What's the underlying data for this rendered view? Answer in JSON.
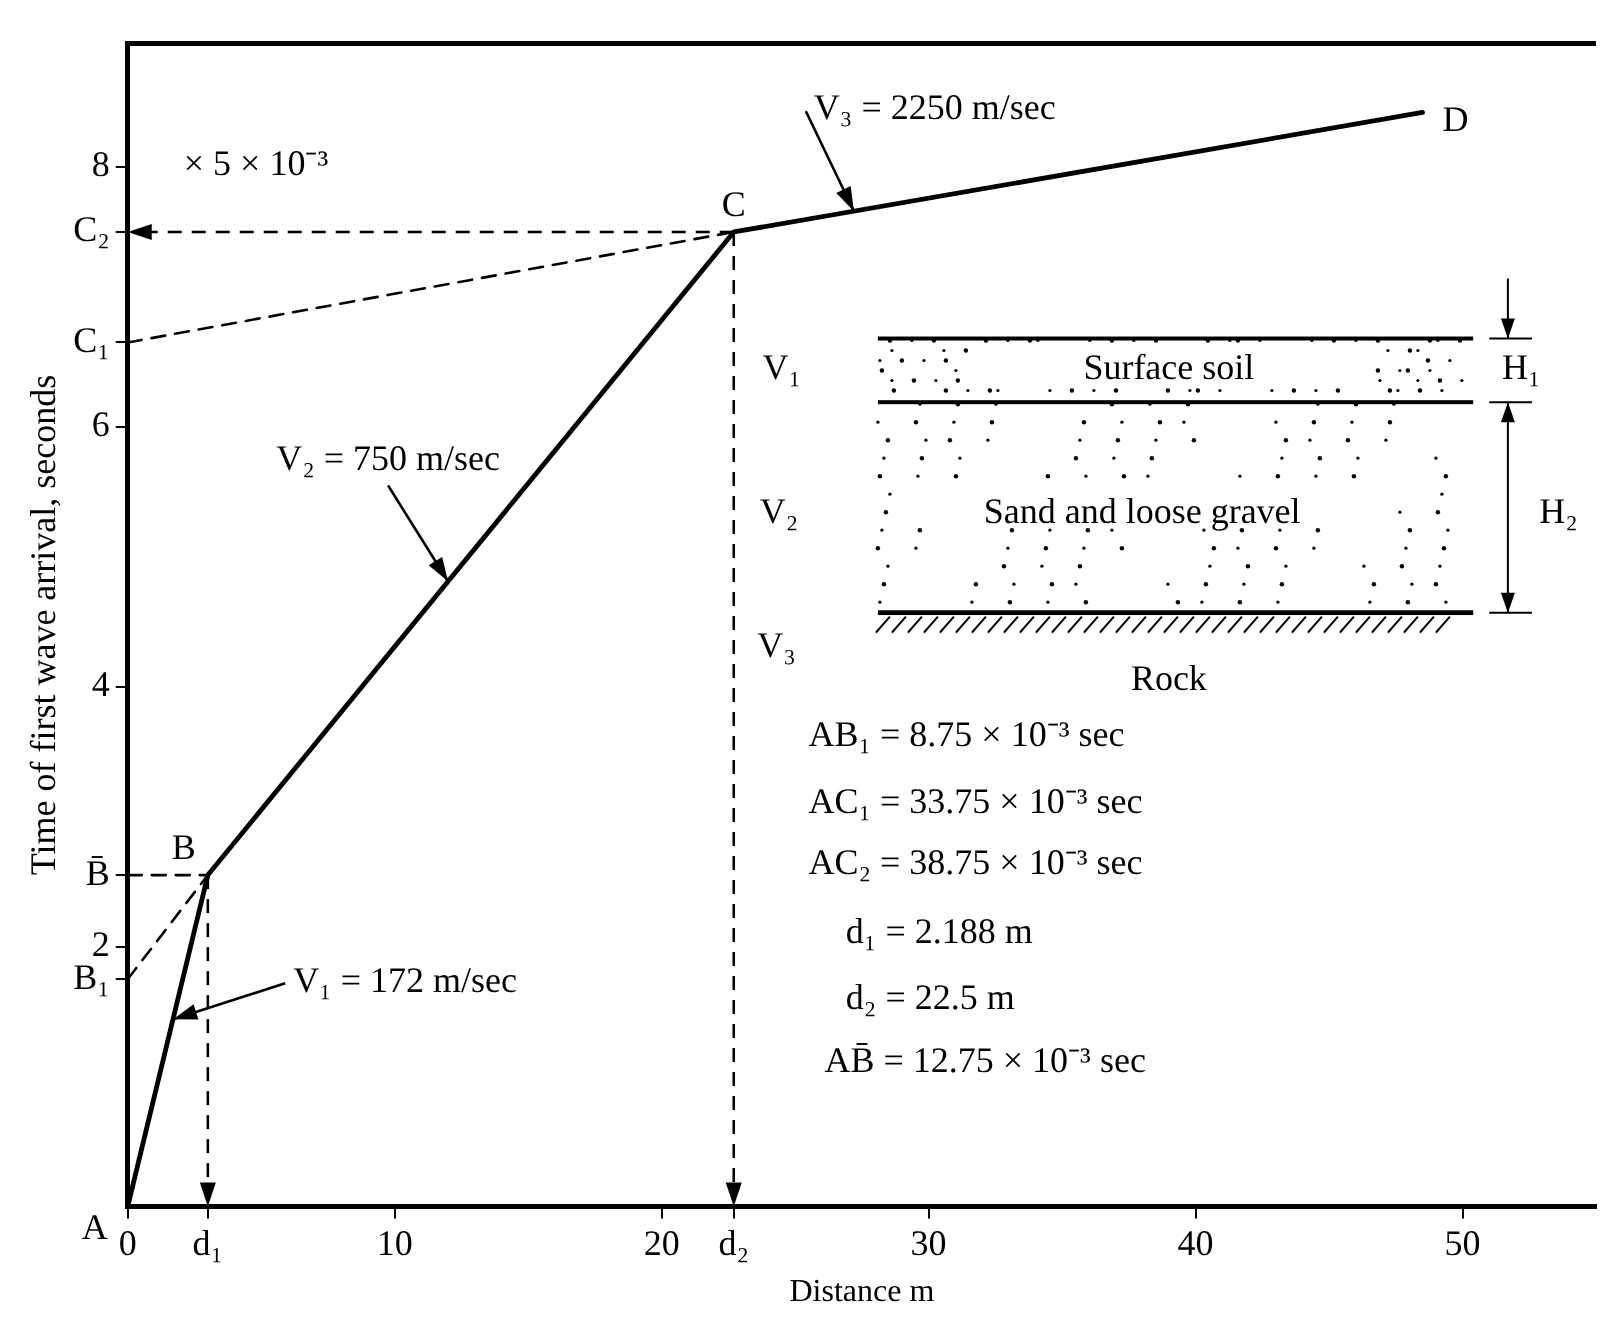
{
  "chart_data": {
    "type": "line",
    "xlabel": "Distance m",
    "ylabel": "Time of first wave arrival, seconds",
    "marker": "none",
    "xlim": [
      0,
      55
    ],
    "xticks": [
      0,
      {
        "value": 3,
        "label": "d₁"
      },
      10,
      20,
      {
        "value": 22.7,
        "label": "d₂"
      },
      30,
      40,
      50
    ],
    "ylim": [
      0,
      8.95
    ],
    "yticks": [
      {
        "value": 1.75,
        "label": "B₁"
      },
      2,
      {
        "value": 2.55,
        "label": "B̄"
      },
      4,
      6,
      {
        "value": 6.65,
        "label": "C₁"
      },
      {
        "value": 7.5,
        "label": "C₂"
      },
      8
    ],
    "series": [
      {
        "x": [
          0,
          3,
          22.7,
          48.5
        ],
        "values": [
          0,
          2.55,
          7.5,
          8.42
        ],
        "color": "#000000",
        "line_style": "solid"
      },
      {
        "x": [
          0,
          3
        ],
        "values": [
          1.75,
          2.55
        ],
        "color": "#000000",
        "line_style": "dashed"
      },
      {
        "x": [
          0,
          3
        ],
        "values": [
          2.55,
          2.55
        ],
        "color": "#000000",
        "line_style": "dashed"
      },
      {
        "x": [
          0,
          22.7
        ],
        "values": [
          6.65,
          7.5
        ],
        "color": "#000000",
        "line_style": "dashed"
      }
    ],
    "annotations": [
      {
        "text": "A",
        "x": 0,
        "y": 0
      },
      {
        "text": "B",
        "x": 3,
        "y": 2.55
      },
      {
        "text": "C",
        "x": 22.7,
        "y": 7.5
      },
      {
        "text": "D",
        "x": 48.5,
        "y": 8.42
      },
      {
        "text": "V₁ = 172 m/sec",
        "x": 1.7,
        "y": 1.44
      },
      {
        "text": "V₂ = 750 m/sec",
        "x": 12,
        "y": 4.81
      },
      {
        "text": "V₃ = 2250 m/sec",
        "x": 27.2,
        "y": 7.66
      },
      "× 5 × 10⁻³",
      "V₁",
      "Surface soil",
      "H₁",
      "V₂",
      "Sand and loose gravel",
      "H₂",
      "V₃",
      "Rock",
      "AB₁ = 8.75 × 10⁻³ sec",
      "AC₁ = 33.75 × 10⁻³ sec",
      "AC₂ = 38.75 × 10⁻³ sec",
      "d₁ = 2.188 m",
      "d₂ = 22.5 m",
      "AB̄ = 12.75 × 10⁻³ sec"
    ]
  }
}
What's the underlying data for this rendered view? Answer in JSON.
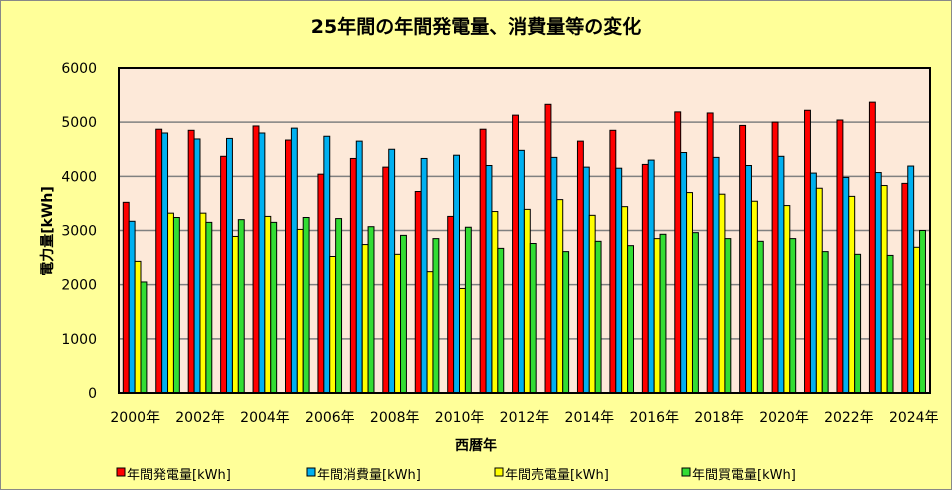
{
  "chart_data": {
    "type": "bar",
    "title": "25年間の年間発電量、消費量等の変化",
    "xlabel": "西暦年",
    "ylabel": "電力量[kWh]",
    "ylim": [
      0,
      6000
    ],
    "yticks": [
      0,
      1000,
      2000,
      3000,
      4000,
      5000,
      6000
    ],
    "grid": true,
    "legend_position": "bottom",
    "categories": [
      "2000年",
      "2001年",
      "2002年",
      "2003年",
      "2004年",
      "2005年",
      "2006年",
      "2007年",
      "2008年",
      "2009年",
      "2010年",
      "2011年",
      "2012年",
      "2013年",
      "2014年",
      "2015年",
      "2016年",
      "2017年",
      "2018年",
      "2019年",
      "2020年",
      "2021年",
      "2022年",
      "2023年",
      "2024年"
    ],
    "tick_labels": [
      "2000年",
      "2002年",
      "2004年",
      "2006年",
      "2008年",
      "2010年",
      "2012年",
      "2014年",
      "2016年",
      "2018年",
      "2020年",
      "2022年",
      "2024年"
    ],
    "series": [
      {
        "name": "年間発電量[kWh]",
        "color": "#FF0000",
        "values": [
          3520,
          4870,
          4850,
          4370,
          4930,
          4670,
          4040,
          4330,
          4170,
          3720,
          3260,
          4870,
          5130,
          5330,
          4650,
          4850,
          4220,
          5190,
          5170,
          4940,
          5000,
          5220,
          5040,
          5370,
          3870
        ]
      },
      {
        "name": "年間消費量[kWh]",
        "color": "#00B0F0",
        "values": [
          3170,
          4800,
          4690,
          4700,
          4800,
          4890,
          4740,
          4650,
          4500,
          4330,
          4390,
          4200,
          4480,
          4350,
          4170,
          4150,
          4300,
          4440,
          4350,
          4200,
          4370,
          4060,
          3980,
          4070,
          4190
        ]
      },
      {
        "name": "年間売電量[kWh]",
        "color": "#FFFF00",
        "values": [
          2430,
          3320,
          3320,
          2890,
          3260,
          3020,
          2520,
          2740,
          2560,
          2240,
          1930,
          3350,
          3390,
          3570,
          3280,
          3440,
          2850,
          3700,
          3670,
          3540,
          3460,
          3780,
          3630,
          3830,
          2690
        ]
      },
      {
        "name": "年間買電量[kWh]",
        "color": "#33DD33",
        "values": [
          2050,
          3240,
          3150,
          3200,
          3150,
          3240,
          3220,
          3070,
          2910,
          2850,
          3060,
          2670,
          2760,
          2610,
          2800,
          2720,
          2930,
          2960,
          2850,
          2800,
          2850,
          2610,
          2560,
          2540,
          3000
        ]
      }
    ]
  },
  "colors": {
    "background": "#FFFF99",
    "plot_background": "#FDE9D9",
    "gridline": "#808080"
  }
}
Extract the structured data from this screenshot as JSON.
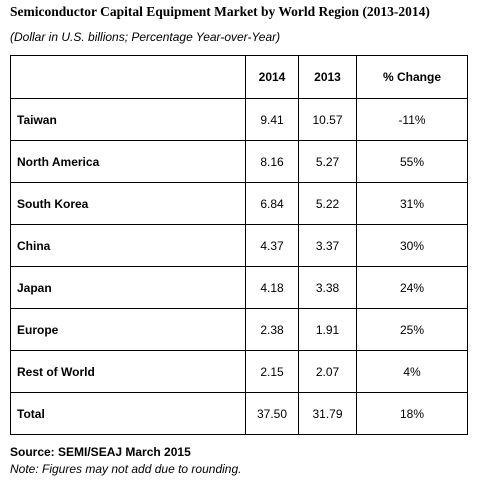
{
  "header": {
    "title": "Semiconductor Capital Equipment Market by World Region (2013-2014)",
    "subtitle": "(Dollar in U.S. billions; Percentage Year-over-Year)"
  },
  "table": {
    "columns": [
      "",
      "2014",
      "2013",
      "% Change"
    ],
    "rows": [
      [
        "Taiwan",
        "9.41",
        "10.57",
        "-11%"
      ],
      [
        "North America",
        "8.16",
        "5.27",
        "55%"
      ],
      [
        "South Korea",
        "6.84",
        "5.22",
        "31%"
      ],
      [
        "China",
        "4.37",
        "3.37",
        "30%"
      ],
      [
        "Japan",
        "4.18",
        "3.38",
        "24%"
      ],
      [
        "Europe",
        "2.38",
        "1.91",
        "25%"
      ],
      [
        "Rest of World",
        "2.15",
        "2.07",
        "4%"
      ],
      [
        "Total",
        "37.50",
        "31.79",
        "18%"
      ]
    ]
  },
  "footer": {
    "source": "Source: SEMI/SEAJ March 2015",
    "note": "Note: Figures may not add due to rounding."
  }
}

################

**What you need to do:** Check each line of the records for the word "World" and extract those that contain it.

**Correct answer:**
    "title": "Semiconductor Capital Equipment Market by World Region (2013-2014)",
        "Rest of World",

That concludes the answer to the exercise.